-- begin RECORDS --
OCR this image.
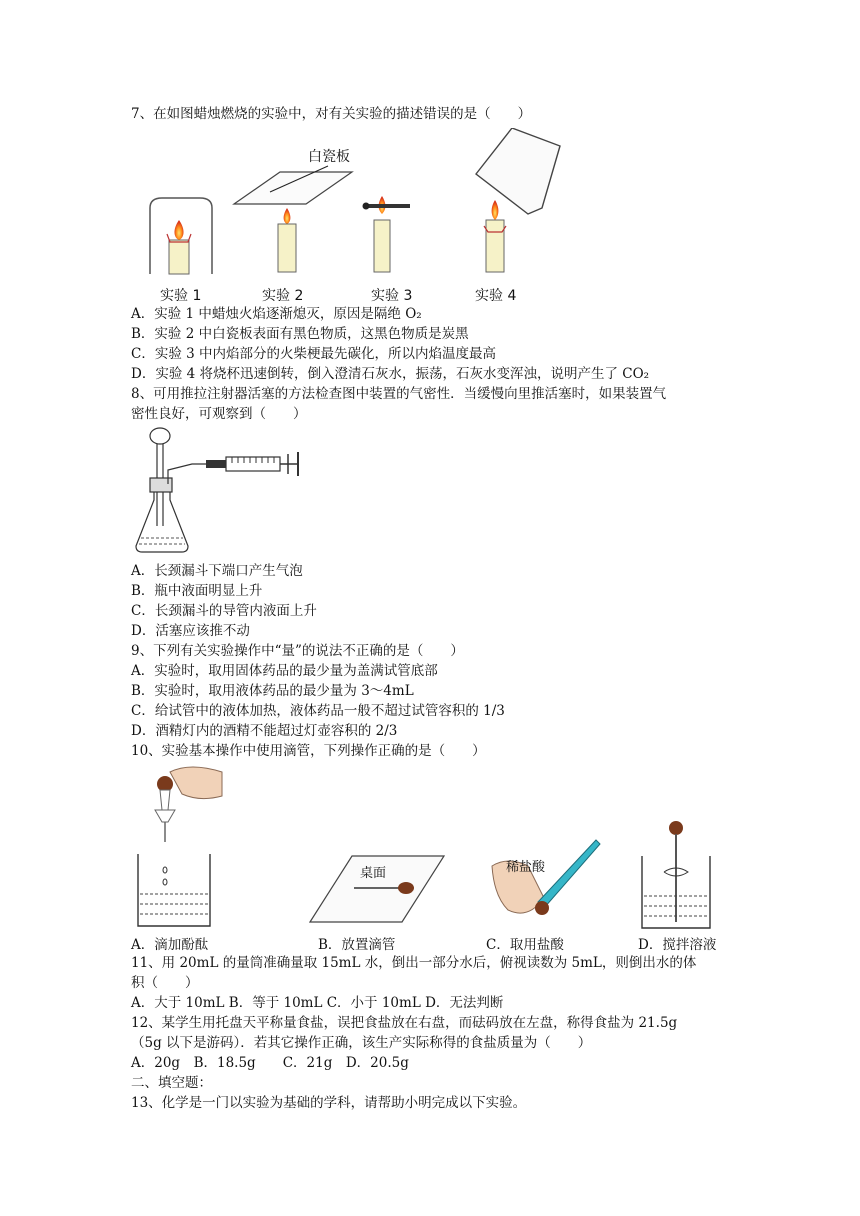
7、在如图蜡烛燃烧的实验中，对有关实验的描述错误的是（　　）
白瓷板
实验 1	实验 2	实验 3	实验 4
A．实验 1 中蜡烛火焰逐渐熄灭，原因是隔绝 O₂
B．实验 2 中白瓷板表面有黑色物质，这黑色物质是炭黑
C．实验 3 中内焰部分的火柴梗最先碳化，所以内焰温度最高
D．实验 4 将烧杯迅速倒转，倒入澄清石灰水，振荡，石灰水变浑浊，说明产生了 CO₂
8、可用推拉注射器活塞的方法检查图中装置的气密性．当缓慢向里推活塞时，如果装置气
密性良好，可观察到（　　）
A．长颈漏斗下端口产生气泡
B．瓶中液面明显上升
C．长颈漏斗的导管内液面上升
D．活塞应该推不动
9、下列有关实验操作中“量”的说法不正确的是（　　）
A．实验时，取用固体药品的最少量为盖满试管底部
B．实验时，取用液体药品的最少量为 3～4mL
C．给试管中的液体加热，液体药品一般不超过试管容积的 1/3
D．酒精灯内的酒精不能超过灯壶容积的 2/3
10、实验基本操作中使用滴管，下列操作正确的是（　　）
桌面	稀盐酸
A．滴加酚酞	B．放置滴管	C．取用盐酸	D．搅拌溶液
11、用 20mL 的量筒准确量取 15mL 水，倒出一部分水后，俯视读数为 5mL，则倒出水的体
积（　　）
A．大于 10mL B．等于 10mL C．小于 10mL D．无法判断
12、某学生用托盘天平称量食盐，误把食盐放在右盘，而砝码放在左盘，称得食盐为 21.5g
（5g 以下是游码）．若其它操作正确，该生产实际称得的食盐质量为（　　）
A．20g　B．18.5g　　C．21g　D．20.5g
二、填空题：
13、化学是一门以实验为基础的学科，请帮助小明完成以下实验。
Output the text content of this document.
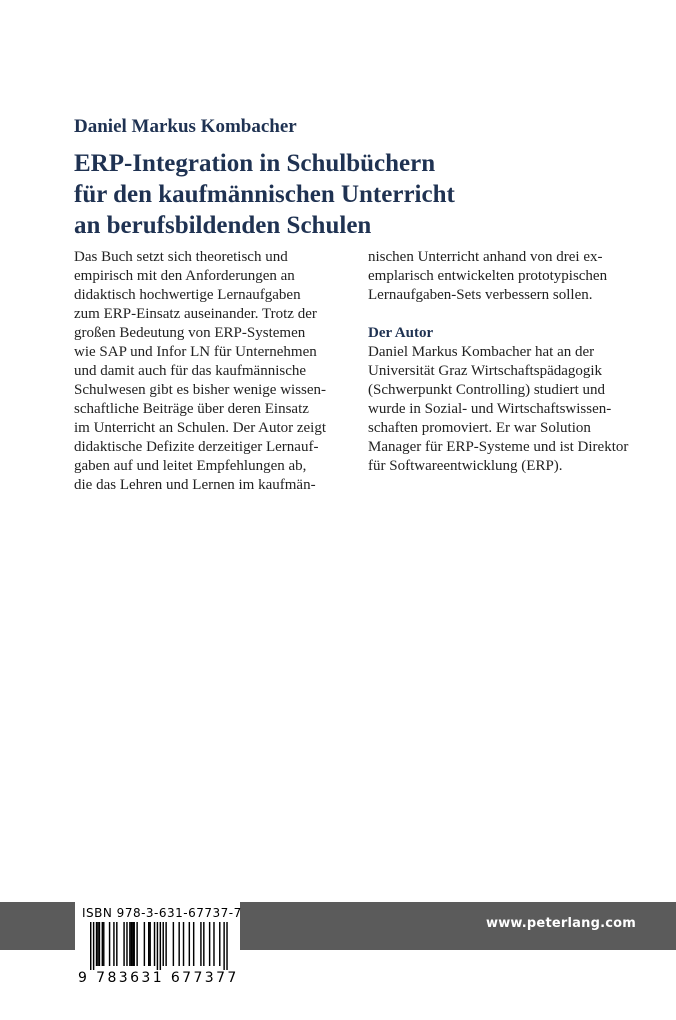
Daniel Markus Kombacher
ERP-Integration in Schulbüchern
für den kaufmännischen Unterricht
an berufsbildenden Schulen
Das Buch setzt sich theoretisch und
empirisch mit den Anforderungen an
didaktisch hochwertige Lernaufgaben
zum ERP-Einsatz auseinander. Trotz der
großen Bedeutung von ERP-Systemen
wie SAP und Infor LN für Unternehmen
und damit auch für das kaufmännische
Schulwesen gibt es bisher wenige wissen-
schaftliche Beiträge über deren Einsatz
im Unterricht an Schulen. Der Autor zeigt
didaktische Defizite derzeitiger Lernauf-
gaben auf und leitet Empfehlungen ab,
die das Lehren und Lernen im kaufmän-
nischen Unterricht anhand von drei ex-
emplarisch entwickelten prototypischen
Lernaufgaben-Sets verbessern sollen.
Der Autor
Daniel Markus Kombacher hat an der
Universität Graz Wirtschaftspädagogik
(Schwerpunkt Controlling) studiert und
wurde in Sozial- und Wirtschaftswissen-
schaften promoviert. Er war Solution
Manager für ERP-Systeme und ist Direktor
für Softwareentwicklung (ERP).
www.peterlang.com
ISBN 978-3-631-67737-7
9 783631 677377
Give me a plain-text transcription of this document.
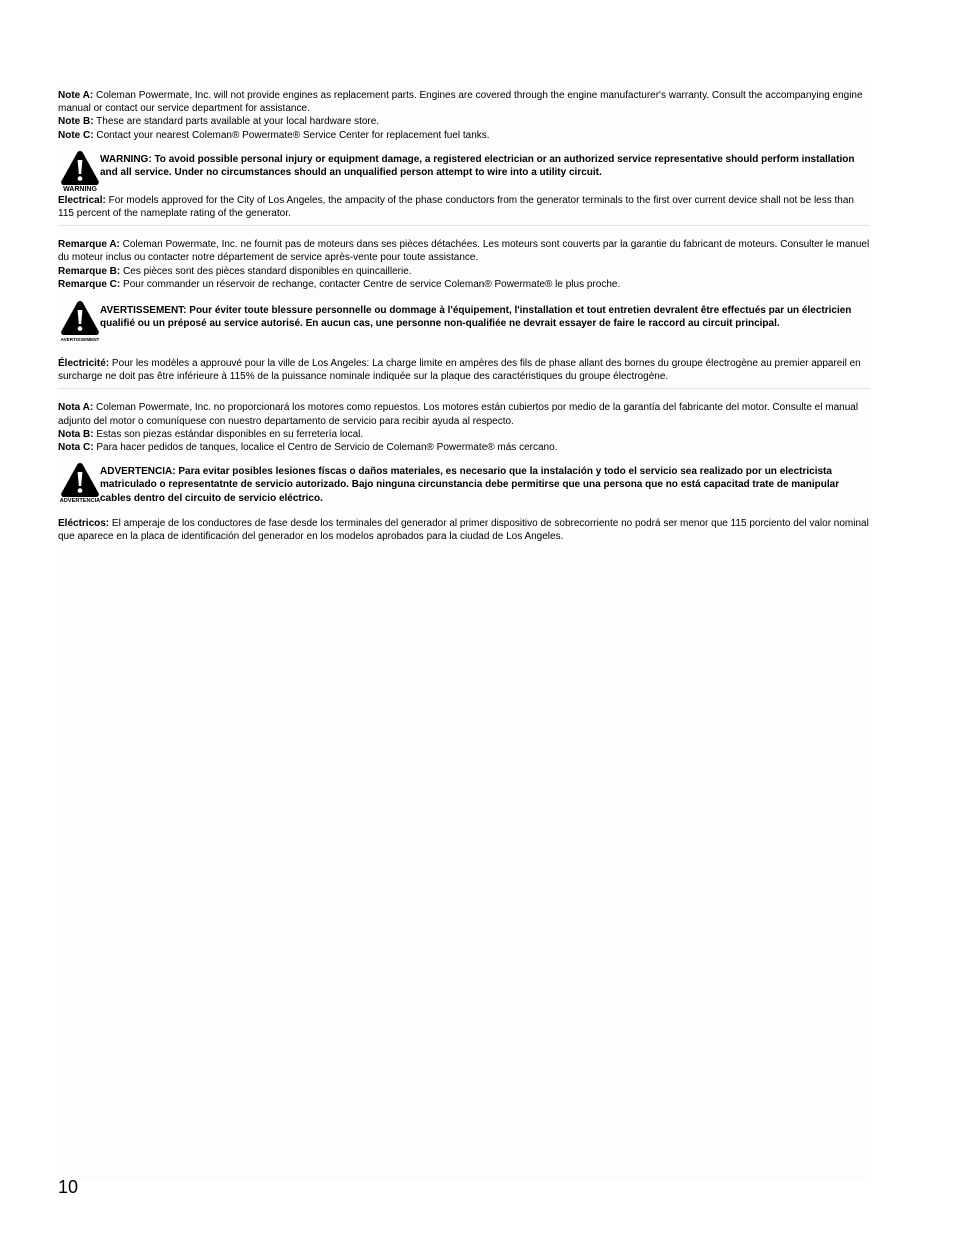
Note A: Coleman Powermate, Inc. will not provide engines as replacement parts. Engines are covered through the engine manufacturer's warranty. Consult the accompanying engine manual or contact our service department for assistance.

Note B: These are standard parts available at your local hardware store.

Note C: Contact your nearest Coleman® Powermate® Service Center for replacement fuel tanks.

WARNING
WARNING: To avoid possible personal injury or equipment damage, a registered electrician or an authorized service representative should perform installation and all service. Under no circumstances should an unqualified person attempt to wire into a utility circuit.

Electrical: For models approved for the City of Los Angeles, the ampacity of the phase conductors from the generator terminals to the first over current device shall not be less than 115 percent of the nameplate rating of the generator.

Remarque A: Coleman Powermate, Inc. ne fournit pas de moteurs dans ses pièces détachées. Les moteurs sont couverts par la garantie du fabricant de moteurs. Consulter le manuel du moteur inclus ou contacter notre département de service après-vente pour toute assistance.

Remarque B: Ces pièces sont des pièces standard disponibles en quincaillerie.

Remarque C: Pour commander un réservoir de rechange, contacter Centre de service Coleman® Powermate® le plus proche.

AVERTISSEMENT
AVERTISSEMENT: Pour éviter toute blessure personnelle ou dommage à l'équipement, l'installation et tout entretien devralent être effectués par un électricien qualifié ou un préposé au service autorisé. En aucun cas, une personne non-qualifiée ne devrait essayer de faire le raccord au circuit principal.

Électricité: Pour les modèles a approuvé pour la ville de Los Angeles: La charge limite en ampères des fils de phase allant des bornes du groupe électrogène au premier appareil en surcharge ne doit pas être inférieure à 115% de la puissance nominale indiquée sur la plaque des caractéristiques du groupe électrogène.

Nota A: Coleman Powermate, Inc. no proporcionará los motores como repuestos. Los motores están cubiertos por medio de la garantía del fabricante del motor. Consulte el manual adjunto del motor o comuníquese con nuestro departamento de servicio para recibir ayuda al respecto.

Nota B: Estas son piezas estándar disponibles en su ferretería local.

Nota C: Para hacer pedidos de tanques, localice el Centro de Servicio de Coleman® Powermate® más cercano.

ADVERTENCIA
ADVERTENCIA: Para evitar posibles lesiones físcas o daños materiales, es necesario que la instalación y todo el servicio sea realizado por un electricista matriculado o representatnte de servicio autorizado. Bajo ninguna circunstancia debe permitirse que una persona que no está capacitad trate de manipular cables dentro del circuito de servicio eléctrico.

Eléctricos: El amperaje de los conductores de fase desde los terminales del generador al primer dispositivo de sobrecorriente no podrá ser menor que 115 porciento del valor nominal que aparece en la placa de identificación del generador en los modelos aprobados para la ciudad de Los Angeles.

10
-- end RECORDS --
GIVEN INSTRUCTION:
Copy every line above word for word and exclude the pictures.

ANSWER FOR THIS EXERCISE:
OCR this image.
7、在如图蜡烛燃烧的实验中，对有关实验的描述错误的是（　　）
白瓷板
实验 1	实验 2	实验 3	实验 4
A．实验 1 中蜡烛火焰逐渐熄灭，原因是隔绝 O₂
B．实验 2 中白瓷板表面有黑色物质，这黑色物质是炭黑
C．实验 3 中内焰部分的火柴梗最先碳化，所以内焰温度最高
D．实验 4 将烧杯迅速倒转，倒入澄清石灰水，振荡，石灰水变浑浊，说明产生了 CO₂
8、可用推拉注射器活塞的方法检查图中装置的气密性．当缓慢向里推活塞时，如果装置气
密性良好，可观察到（　　）
A．长颈漏斗下端口产生气泡
B．瓶中液面明显上升
C．长颈漏斗的导管内液面上升
D．活塞应该推不动
9、下列有关实验操作中“量”的说法不正确的是（　　）
A．实验时，取用固体药品的最少量为盖满试管底部
B．实验时，取用液体药品的最少量为 3～4mL
C．给试管中的液体加热，液体药品一般不超过试管容积的 1/3
D．酒精灯内的酒精不能超过灯壶容积的 2/3
10、实验基本操作中使用滴管，下列操作正确的是（　　）
桌面	稀盐酸
A．滴加酚酞	B．放置滴管	C．取用盐酸	D．搅拌溶液
11、用 20mL 的量筒准确量取 15mL 水，倒出一部分水后，俯视读数为 5mL，则倒出水的体
积（　　）
A．大于 10mL B．等于 10mL C．小于 10mL D．无法判断
12、某学生用托盘天平称量食盐，误把食盐放在右盘，而砝码放在左盘，称得食盐为 21.5g
（5g 以下是游码）．若其它操作正确，该生产实际称得的食盐质量为（　　）
A．20g　B．18.5g　　C．21g　D．20.5g
二、填空题：
13、化学是一门以实验为基础的学科，请帮助小明完成以下实验。
Output the text content of this document.
Daniel Markus Kombacher
ERP-Integration in Schulbüchern
für den kaufmännischen Unterricht
an berufsbildenden Schulen
Das Buch setzt sich theoretisch und
empirisch mit den Anforderungen an
didaktisch hochwertige Lernaufgaben
zum ERP-Einsatz auseinander. Trotz der
großen Bedeutung von ERP-Systemen
wie SAP und Infor LN für Unternehmen
und damit auch für das kaufmännische
Schulwesen gibt es bisher wenige wissen-
schaftliche Beiträge über deren Einsatz
im Unterricht an Schulen. Der Autor zeigt
didaktische Defizite derzeitiger Lernauf-
gaben auf und leitet Empfehlungen ab,
die das Lehren und Lernen im kaufmän-
nischen Unterricht anhand von drei ex-
emplarisch entwickelten prototypischen
Lernaufgaben-Sets verbessern sollen.
Der Autor
Daniel Markus Kombacher hat an der
Universität Graz Wirtschaftspädagogik
(Schwerpunkt Controlling) studiert und
wurde in Sozial- und Wirtschaftswissen-
schaften promoviert. Er war Solution
Manager für ERP-Systeme und ist Direktor
für Softwareentwicklung (ERP).
www.peterlang.com
ISBN 978-3-631-67737-7
9 783631 677377
Give me a plain-text transcription of this document.
Note A: Coleman Powermate, Inc. will not provide engines as replacement parts. Engines are covered through the engine manufacturer's warranty. Consult the accompanying engine manual or contact our service department for assistance.

Note B: These are standard parts available at your local hardware store.

Note C: Contact your nearest Coleman® Powermate® Service Center for replacement fuel tanks.

WARNING
WARNING: To avoid possible personal injury or equipment damage, a registered electrician or an authorized service representative should perform installation and all service. Under no circumstances should an unqualified person attempt to wire into a utility circuit.

Electrical: For models approved for the City of Los Angeles, the ampacity of the phase conductors from the generator terminals to the first over current device shall not be less than 115 percent of the nameplate rating of the generator.

Remarque A: Coleman Powermate, Inc. ne fournit pas de moteurs dans ses pièces détachées. Les moteurs sont couverts par la garantie du fabricant de moteurs. Consulter le manuel du moteur inclus ou contacter notre département de service après-vente pour toute assistance.

Remarque B: Ces pièces sont des pièces standard disponibles en quincaillerie.

Remarque C: Pour commander un réservoir de rechange, contacter Centre de service Coleman® Powermate® le plus proche.

AVERTISSEMENT
AVERTISSEMENT: Pour éviter toute blessure personnelle ou dommage à l'équipement, l'installation et tout entretien devralent être effectués par un électricien qualifié ou un préposé au service autorisé. En aucun cas, une personne non-qualifiée ne devrait essayer de faire le raccord au circuit principal.

Électricité: Pour les modèles a approuvé pour la ville de Los Angeles: La charge limite en ampères des fils de phase allant des bornes du groupe électrogène au premier appareil en surcharge ne doit pas être inférieure à 115% de la puissance nominale indiquée sur la plaque des caractéristiques du groupe électrogène.

Nota A: Coleman Powermate, Inc. no proporcionará los motores como repuestos. Los motores están cubiertos por medio de la garantía del fabricante del motor. Consulte el manual adjunto del motor o comuníquese con nuestro departamento de servicio para recibir ayuda al respecto.

Nota B: Estas son piezas estándar disponibles en su ferretería local.

Nota C: Para hacer pedidos de tanques, localice el Centro de Servicio de Coleman® Powermate® más cercano.

ADVERTENCIA
ADVERTENCIA: Para evitar posibles lesiones físcas o daños materiales, es necesario que la instalación y todo el servicio sea realizado por un electricista matriculado o representatnte de servicio autorizado. Bajo ninguna circunstancia debe permitirse que una persona que no está capacitad trate de manipular cables dentro del circuito de servicio eléctrico.

Eléctricos: El amperaje de los conductores de fase desde los terminales del generador al primer dispositivo de sobrecorriente no podrá ser menor que 115 porciento del valor nominal que aparece en la placa de identificación del generador en los modelos aprobados para la ciudad de Los Angeles.

10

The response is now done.